● **What to do**
From the listing below, pull each line that includes "color".

(Dataset entries on figures)
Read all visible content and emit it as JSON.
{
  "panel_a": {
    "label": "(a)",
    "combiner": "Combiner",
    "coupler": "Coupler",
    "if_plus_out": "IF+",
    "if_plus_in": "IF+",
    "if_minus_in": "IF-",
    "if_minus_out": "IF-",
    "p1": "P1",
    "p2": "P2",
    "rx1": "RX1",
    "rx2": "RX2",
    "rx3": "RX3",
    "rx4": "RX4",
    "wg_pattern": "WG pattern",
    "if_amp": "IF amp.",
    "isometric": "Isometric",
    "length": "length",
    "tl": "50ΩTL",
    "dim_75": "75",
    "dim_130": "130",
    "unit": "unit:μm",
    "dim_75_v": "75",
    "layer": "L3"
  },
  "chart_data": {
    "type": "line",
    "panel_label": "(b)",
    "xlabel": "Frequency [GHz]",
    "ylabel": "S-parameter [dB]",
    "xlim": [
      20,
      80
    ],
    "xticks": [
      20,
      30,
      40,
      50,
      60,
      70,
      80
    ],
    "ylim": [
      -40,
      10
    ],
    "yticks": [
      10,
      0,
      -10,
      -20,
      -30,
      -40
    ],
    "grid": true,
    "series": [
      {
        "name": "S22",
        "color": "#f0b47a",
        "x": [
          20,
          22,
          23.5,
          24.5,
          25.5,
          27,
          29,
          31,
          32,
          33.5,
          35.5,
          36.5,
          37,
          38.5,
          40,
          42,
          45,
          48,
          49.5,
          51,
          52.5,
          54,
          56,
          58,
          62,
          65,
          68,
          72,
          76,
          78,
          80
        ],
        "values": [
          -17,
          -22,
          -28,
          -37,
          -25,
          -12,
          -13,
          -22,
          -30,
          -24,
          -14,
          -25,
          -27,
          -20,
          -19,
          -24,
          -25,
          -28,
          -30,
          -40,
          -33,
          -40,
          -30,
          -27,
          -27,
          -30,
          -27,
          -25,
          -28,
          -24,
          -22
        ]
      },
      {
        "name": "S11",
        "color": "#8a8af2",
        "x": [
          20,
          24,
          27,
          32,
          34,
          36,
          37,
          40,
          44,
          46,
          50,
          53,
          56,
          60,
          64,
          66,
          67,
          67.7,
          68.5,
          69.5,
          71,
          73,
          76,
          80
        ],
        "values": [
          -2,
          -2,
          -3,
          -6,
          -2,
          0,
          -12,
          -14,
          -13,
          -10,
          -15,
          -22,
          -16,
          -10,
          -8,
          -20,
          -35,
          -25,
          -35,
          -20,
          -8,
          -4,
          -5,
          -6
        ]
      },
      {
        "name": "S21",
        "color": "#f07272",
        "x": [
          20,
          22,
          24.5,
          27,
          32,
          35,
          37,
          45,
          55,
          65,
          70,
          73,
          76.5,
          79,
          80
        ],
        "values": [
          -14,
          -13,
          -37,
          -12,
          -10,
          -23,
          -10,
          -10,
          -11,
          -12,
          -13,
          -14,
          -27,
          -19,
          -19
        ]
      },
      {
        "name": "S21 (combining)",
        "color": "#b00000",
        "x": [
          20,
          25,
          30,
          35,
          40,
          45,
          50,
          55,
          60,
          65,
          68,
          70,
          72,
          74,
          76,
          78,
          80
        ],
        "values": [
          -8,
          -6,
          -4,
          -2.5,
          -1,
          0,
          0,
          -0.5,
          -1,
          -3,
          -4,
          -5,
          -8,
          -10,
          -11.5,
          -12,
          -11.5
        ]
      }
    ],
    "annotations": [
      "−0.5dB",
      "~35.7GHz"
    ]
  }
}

● **Result for this exercise**
        "color": "#f0b47a",
        "color": "#8a8af2",
        "color": "#f07272",
        "color": "#b00000",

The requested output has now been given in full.